What you have to do — Please copy every line of the records below that holds the word "JSON".

Exercise data —
________________________________________

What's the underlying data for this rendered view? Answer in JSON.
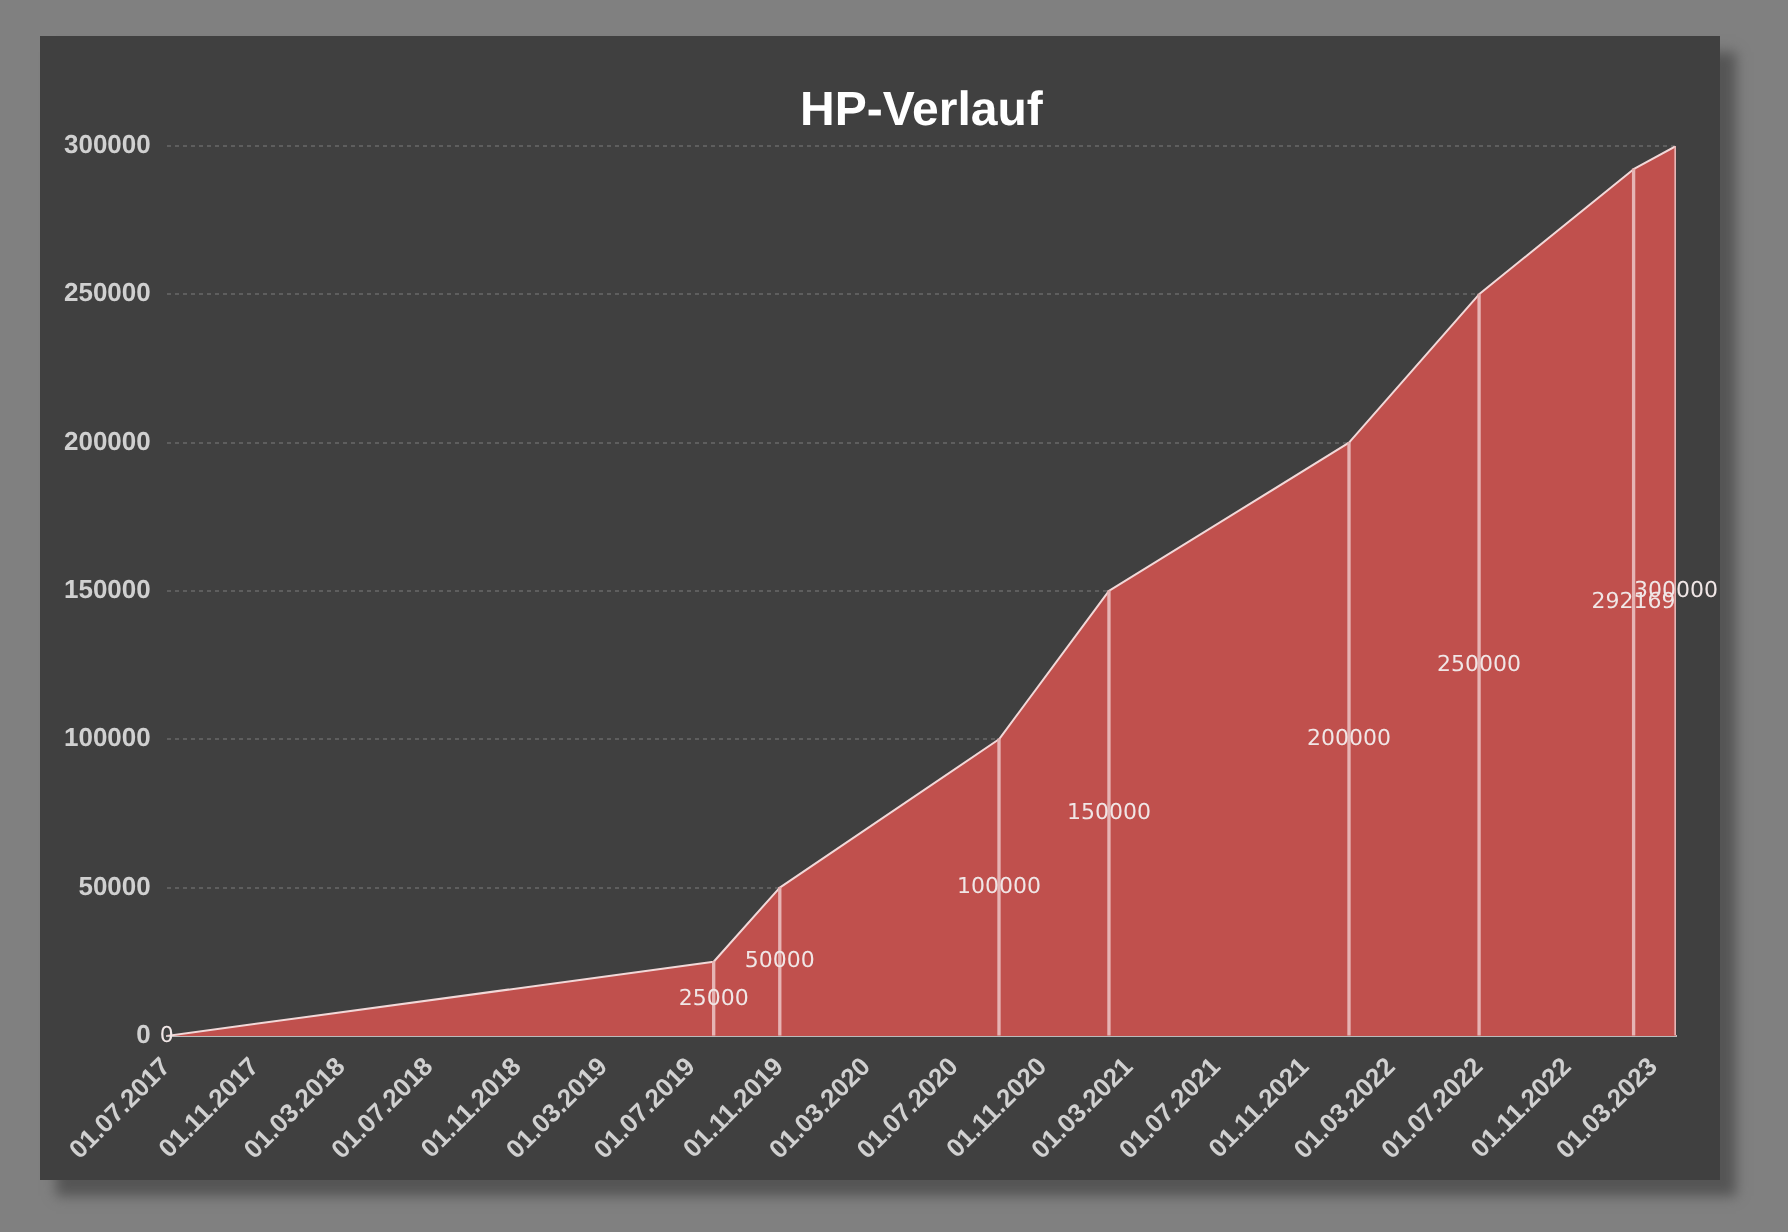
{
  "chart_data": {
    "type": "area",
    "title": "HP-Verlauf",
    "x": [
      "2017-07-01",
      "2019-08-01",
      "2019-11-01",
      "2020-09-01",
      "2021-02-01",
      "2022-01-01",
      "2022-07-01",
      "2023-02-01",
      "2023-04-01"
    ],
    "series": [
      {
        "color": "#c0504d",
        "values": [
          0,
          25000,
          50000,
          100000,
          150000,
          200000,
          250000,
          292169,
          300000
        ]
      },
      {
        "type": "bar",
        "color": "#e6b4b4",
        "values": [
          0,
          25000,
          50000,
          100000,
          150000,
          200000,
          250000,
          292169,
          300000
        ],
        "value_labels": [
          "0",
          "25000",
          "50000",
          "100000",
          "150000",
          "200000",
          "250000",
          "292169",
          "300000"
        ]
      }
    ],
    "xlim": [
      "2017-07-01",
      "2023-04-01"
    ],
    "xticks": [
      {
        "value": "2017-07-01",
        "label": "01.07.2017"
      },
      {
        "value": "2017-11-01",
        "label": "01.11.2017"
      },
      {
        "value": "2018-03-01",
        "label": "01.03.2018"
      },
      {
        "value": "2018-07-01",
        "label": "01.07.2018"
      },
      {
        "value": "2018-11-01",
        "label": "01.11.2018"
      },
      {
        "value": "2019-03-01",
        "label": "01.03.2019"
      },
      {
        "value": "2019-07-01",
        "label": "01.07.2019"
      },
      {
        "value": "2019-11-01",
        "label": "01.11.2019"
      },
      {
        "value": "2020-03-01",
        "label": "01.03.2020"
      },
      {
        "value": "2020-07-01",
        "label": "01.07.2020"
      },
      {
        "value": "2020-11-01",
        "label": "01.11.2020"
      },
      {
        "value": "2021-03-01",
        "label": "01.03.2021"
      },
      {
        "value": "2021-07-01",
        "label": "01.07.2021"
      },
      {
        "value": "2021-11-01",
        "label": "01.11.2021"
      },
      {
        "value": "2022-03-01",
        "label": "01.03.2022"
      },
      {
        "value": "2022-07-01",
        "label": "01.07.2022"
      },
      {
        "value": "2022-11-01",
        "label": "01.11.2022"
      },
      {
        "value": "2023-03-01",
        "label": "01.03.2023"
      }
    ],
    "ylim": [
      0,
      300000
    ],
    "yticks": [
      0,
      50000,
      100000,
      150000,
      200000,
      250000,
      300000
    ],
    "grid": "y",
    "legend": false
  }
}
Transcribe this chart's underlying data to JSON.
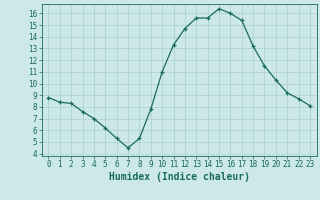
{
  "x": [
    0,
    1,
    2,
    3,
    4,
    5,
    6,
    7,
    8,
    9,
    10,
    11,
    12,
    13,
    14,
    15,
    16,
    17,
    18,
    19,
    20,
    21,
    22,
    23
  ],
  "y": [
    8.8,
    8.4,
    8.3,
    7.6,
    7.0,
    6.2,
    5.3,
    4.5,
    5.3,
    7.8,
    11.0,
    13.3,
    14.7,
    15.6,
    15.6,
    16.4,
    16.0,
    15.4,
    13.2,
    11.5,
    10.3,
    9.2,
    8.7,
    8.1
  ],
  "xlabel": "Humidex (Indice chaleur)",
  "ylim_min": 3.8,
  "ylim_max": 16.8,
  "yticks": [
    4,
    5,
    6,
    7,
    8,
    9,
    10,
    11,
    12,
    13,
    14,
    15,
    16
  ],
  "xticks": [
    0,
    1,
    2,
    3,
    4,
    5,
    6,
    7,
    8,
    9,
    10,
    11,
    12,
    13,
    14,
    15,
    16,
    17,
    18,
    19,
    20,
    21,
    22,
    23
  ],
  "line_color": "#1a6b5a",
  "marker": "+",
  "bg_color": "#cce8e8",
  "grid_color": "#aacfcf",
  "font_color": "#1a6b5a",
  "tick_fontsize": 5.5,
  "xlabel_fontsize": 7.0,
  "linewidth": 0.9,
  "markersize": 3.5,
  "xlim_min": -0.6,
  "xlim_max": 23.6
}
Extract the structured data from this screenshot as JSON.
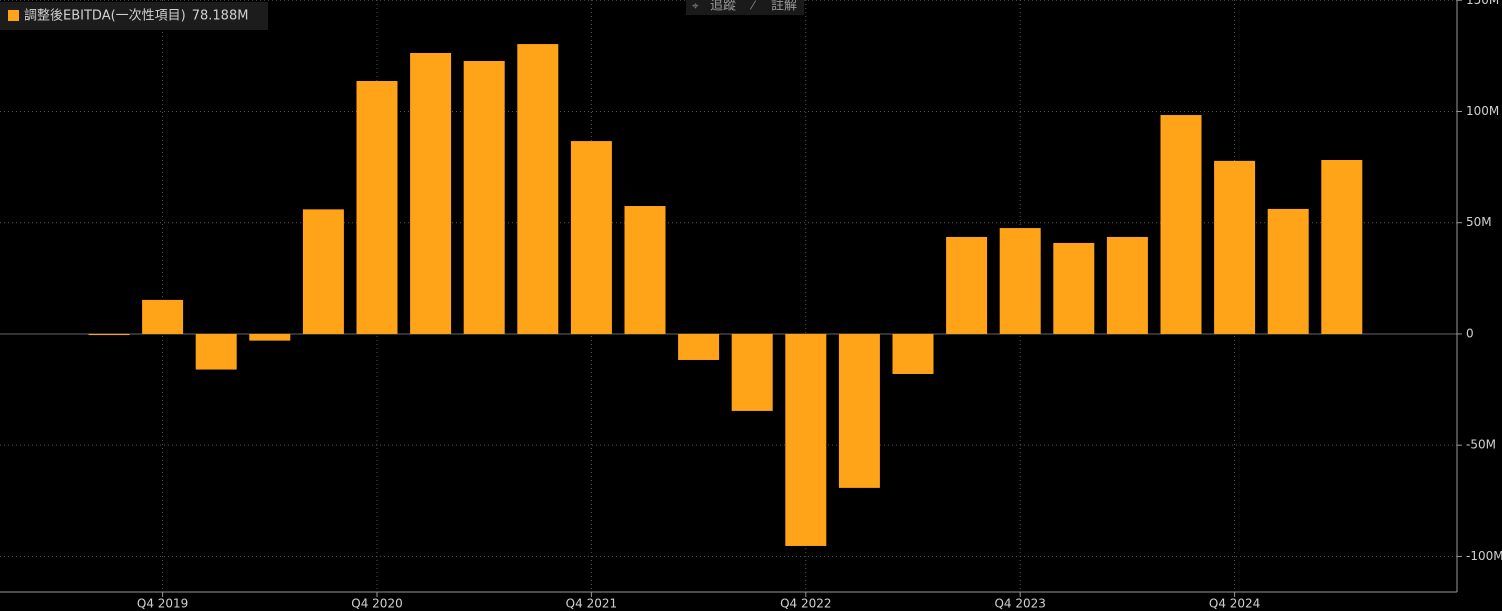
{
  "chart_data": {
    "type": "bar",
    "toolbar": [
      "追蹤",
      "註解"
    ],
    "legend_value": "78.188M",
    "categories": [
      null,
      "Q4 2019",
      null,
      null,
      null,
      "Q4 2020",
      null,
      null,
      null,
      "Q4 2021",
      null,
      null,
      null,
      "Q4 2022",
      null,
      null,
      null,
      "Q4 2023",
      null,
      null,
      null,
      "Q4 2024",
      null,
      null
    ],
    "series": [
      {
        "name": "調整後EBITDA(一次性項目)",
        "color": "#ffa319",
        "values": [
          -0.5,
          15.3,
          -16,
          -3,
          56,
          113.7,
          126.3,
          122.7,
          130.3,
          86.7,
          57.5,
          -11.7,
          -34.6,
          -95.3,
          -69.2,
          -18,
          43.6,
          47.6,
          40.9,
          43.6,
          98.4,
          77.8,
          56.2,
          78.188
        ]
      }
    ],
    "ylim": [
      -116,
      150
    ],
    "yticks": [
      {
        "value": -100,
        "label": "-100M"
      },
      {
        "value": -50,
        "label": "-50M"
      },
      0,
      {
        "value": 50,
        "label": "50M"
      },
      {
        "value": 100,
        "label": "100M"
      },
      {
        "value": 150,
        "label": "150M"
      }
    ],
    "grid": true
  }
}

________________________________________

Finished exercise —
What's the underlying data for this rendered view? Answer in JSON.
Transcribe this chart's underlying data to JSON.
Extract the structured data from this screenshot as JSON.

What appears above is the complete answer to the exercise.